To do: In the listing that follows, count each line where the word "color" appears; write nothing but the count.

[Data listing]
>> Begin
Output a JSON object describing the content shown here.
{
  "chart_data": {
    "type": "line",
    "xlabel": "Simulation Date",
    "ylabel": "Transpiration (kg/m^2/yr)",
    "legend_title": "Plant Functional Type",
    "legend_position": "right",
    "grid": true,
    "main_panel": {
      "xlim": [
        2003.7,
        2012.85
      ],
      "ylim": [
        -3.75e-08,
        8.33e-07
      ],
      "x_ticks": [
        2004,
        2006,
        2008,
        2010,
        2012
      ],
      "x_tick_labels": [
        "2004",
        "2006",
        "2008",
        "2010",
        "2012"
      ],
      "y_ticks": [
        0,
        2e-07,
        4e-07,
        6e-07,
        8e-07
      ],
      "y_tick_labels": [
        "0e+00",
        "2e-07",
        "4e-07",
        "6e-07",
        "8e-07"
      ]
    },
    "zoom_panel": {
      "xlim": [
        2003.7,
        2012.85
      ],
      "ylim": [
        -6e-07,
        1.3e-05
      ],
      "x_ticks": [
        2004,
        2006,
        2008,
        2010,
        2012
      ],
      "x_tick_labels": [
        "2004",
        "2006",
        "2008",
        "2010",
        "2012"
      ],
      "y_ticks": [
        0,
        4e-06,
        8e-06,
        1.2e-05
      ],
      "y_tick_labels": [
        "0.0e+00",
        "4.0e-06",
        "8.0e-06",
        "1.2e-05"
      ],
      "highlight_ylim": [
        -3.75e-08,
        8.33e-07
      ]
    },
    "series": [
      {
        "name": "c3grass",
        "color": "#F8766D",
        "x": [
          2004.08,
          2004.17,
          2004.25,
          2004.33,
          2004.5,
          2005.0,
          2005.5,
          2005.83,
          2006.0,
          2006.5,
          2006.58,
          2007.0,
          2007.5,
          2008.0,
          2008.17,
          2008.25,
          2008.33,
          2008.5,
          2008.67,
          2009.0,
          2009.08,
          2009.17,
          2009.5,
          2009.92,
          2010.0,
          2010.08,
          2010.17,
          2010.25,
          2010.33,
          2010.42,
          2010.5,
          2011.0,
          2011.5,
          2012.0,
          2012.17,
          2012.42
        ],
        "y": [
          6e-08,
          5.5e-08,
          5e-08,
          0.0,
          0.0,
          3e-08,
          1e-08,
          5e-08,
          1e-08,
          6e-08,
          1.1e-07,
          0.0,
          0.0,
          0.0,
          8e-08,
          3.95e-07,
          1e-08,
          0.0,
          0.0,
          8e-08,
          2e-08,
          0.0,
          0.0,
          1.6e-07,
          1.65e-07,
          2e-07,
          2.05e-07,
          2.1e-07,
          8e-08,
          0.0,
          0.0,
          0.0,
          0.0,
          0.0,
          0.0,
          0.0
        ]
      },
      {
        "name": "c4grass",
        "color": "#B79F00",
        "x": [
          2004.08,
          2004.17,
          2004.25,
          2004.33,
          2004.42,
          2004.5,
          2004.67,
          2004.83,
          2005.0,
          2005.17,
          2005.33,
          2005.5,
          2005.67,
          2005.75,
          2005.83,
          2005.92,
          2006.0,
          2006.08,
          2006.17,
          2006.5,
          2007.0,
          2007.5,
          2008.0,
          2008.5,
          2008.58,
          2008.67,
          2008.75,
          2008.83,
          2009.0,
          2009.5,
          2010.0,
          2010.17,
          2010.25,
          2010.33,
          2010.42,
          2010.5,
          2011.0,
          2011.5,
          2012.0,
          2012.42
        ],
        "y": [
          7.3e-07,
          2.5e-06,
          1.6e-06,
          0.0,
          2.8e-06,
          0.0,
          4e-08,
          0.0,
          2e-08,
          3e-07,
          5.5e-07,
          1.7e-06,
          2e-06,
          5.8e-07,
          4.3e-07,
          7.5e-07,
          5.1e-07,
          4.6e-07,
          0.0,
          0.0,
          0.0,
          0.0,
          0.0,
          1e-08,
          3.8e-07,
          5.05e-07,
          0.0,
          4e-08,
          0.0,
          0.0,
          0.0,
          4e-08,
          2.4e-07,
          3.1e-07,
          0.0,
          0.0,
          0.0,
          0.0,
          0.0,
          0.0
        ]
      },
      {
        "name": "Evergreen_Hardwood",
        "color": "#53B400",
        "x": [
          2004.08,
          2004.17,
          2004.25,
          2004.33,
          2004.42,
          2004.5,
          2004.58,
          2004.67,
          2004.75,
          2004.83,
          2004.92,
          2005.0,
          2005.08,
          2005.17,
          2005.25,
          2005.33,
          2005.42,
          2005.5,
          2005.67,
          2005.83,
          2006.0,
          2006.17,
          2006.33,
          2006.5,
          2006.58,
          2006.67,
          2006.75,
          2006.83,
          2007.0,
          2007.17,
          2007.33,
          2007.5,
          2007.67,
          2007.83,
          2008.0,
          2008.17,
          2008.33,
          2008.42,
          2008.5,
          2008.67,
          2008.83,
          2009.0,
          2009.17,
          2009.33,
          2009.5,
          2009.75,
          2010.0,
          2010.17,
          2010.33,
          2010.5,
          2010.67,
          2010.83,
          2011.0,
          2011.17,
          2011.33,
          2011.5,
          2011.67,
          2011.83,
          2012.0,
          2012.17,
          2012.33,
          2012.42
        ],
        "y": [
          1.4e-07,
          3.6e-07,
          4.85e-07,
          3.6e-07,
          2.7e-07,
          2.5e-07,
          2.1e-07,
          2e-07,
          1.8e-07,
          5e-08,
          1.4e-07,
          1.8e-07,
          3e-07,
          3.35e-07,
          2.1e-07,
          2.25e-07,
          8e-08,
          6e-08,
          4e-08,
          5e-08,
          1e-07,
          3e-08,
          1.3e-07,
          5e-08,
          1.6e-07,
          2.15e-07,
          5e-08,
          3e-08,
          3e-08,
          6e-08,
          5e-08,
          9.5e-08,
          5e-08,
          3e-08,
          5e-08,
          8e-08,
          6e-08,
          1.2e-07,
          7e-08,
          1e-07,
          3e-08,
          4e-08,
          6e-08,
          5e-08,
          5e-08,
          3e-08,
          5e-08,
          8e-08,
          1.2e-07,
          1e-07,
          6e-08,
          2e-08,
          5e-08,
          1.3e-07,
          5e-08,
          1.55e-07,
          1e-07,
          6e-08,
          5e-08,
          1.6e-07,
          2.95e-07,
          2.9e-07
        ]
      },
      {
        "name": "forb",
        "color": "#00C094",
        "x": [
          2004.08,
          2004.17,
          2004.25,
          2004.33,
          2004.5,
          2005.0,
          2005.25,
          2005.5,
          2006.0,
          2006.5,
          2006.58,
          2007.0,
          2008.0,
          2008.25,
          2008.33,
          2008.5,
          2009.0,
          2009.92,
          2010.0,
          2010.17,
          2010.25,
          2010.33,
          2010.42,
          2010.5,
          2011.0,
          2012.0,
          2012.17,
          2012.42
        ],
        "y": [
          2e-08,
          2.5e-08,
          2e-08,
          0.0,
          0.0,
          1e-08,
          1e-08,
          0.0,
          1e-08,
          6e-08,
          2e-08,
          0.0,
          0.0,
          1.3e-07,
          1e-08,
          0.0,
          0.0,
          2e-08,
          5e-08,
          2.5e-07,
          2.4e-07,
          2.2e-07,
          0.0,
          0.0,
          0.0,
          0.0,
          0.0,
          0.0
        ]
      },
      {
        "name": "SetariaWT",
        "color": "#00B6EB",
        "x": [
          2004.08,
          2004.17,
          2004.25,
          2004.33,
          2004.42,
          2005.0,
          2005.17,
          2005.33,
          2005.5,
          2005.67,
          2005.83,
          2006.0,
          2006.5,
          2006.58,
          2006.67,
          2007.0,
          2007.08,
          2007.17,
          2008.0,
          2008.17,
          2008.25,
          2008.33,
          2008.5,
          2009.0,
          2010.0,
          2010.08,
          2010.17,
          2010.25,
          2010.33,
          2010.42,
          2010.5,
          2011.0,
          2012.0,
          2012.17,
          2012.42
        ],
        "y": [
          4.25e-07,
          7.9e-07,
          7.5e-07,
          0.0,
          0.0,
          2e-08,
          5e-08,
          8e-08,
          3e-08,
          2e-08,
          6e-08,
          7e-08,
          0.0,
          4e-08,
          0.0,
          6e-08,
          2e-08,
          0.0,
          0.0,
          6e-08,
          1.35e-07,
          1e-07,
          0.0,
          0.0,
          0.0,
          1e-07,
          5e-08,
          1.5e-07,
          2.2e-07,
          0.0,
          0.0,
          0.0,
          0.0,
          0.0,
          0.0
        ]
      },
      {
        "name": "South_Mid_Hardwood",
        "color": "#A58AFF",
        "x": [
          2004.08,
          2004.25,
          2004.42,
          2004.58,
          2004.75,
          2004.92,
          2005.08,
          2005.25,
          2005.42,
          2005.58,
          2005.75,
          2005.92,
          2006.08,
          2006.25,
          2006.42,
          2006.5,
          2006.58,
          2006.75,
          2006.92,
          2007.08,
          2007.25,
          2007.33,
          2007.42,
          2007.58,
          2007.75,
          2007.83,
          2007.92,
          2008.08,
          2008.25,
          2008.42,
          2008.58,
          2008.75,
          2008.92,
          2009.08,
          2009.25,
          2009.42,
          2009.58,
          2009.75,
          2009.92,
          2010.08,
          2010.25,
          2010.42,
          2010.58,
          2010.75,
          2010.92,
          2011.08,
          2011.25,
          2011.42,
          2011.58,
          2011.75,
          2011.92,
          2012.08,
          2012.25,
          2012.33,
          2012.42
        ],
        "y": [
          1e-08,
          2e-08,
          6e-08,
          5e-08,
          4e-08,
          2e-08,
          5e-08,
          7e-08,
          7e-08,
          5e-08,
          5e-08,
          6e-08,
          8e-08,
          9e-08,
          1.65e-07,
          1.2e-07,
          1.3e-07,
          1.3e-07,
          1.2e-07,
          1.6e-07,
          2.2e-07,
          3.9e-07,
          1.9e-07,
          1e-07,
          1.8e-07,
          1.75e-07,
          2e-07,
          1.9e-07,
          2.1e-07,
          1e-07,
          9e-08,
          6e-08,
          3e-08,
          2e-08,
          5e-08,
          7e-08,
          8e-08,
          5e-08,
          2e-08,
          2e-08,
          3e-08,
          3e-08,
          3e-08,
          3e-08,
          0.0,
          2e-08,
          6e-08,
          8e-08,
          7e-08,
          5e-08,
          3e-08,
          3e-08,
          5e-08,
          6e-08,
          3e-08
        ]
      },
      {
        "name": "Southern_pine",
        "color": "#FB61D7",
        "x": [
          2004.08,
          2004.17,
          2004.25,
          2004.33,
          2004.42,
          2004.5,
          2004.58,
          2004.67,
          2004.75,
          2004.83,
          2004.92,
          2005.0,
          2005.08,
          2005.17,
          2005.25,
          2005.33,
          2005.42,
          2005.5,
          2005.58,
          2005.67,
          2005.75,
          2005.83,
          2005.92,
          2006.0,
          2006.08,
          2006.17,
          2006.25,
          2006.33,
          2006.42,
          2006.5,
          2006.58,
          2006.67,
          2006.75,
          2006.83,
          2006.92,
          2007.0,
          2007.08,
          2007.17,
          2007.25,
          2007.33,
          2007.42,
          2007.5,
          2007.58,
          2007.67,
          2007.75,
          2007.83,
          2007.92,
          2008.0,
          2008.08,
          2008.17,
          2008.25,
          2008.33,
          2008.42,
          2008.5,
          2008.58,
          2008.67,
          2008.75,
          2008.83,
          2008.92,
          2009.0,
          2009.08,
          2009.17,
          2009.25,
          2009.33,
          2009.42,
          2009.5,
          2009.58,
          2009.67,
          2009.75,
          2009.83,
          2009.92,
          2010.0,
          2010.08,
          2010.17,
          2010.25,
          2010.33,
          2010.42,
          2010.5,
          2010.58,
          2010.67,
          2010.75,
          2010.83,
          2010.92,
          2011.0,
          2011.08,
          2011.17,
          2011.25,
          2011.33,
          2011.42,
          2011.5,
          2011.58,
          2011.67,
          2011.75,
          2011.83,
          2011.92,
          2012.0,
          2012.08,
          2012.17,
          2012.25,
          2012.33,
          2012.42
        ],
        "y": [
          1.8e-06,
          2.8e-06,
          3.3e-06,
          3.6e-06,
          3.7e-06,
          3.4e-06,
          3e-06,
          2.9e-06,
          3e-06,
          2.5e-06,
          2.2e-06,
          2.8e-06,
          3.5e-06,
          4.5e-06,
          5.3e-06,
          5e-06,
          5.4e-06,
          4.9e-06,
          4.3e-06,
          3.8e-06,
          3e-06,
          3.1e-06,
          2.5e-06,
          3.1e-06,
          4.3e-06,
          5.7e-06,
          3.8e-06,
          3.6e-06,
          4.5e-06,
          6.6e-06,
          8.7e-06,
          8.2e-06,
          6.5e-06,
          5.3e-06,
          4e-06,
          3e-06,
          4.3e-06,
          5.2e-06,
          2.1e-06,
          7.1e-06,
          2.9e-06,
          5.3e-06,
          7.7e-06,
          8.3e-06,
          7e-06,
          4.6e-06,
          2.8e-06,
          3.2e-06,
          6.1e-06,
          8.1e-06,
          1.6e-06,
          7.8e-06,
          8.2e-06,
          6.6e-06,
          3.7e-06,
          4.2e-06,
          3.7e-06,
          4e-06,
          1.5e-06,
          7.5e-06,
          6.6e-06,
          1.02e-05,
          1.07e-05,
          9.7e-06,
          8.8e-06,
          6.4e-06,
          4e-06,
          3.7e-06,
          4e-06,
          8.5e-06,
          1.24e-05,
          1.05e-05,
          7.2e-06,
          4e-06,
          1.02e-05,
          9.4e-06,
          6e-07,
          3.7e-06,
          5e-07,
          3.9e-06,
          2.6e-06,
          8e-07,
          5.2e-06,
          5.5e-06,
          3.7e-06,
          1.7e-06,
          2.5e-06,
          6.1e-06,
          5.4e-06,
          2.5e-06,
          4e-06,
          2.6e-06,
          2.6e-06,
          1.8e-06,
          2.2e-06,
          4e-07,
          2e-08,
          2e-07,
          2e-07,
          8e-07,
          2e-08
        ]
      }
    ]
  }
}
>> End
Final result: 7